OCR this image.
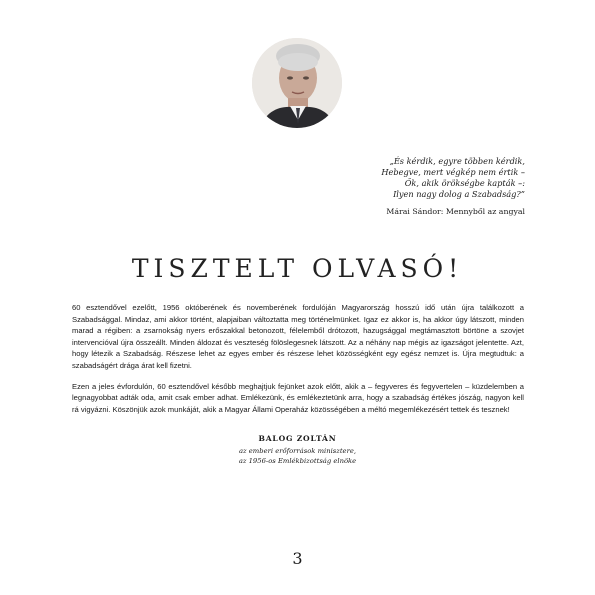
„És kérdik, egyre többen kérdik,
Hebegve, mert végkép nem értik –
Ők, akik örökségbe kapták –:
Ilyen nagy dolog a Szabadság?”
Márai Sándor: Mennyből az angyal
TISZTELT OLVASÓ!

60 esztendővel ezelőtt, 1956 októberének és novemberének fordulóján Magyarország hosszú idő után újra találkozott a Szabadsággal. Mindaz, ami akkor történt, alapjaiban változtatta meg történelmünket. Igaz ez akkor is, ha akkor úgy látszott, minden marad a régiben: a zsarnokság nyers erőszakkal betonozott, félelemből drótozott, hazugsággal megtámasztott börtöne a szovjet intervencióval újra összeállt. Minden áldozat és veszteség fölöslegesnek látszott. Az a néhány nap mégis az igazságot jelentette. Azt, hogy létezik a Szabadság. Részese lehet az egyes ember és részese lehet közösségként egy egész nemzet is. Újra megtudtuk: a szabadságért drága árat kell fizetni.

Ezen a jeles évfordulón, 60 esztendővel később meghajtjuk fejünket azok előtt, akik a – fegyveres és fegyvertelen – küzdelemben a legnagyobbat adták oda, amit csak ember adhat. Emlékezünk, és emlékeztetünk arra, hogy a szabadság értékes jószág, nagyon kell rá vigyázni. Köszönjük azok munkáját, akik a Magyar Állami Operaház közösségében a méltó megemlékezésért tettek és tesznek!

BALOG ZOLTÁN
az emberi erőforrások minisztere,
az 1956-os Emlékbizottság elnöke
3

-.-.-

◆ Aim
Reproduce the listing above exactly, excluding all pictures.

◆ Answer to this task
OCR this image.
„És kérdik, egyre többen kérdik,
Hebegve, mert végkép nem értik –
Ők, akik örökségbe kapták –:
Ilyen nagy dolog a Szabadság?”
Márai Sándor: Mennyből az angyal
TISZTELT OLVASÓ!

60 esztendővel ezelőtt, 1956 októberének és novemberének fordulóján Magyarország hosszú idő után újra találkozott a Szabadsággal. Mindaz, ami akkor történt, alapjaiban változtatta meg történelmünket. Igaz ez akkor is, ha akkor úgy látszott, minden marad a régiben: a zsarnokság nyers erőszakkal betonozott, félelemből drótozott, hazugsággal megtámasztott börtöne a szovjet intervencióval újra összeállt. Minden áldozat és veszteség fölöslegesnek látszott. Az a néhány nap mégis az igazságot jelentette. Azt, hogy létezik a Szabadság. Részese lehet az egyes ember és részese lehet közösségként egy egész nemzet is. Újra megtudtuk: a szabadságért drága árat kell fizetni.

Ezen a jeles évfordulón, 60 esztendővel később meghajtjuk fejünket azok előtt, akik a – fegyveres és fegyvertelen – küzdelemben a legnagyobbat adták oda, amit csak ember adhat. Emlékezünk, és emlékeztetünk arra, hogy a szabadság értékes jószág, nagyon kell rá vigyázni. Köszönjük azok munkáját, akik a Magyar Állami Operaház közösségében a méltó megemlékezésért tettek és tesznek!

BALOG ZOLTÁN
az emberi erőforrások minisztere,
az 1956-os Emlékbizottság elnöke
3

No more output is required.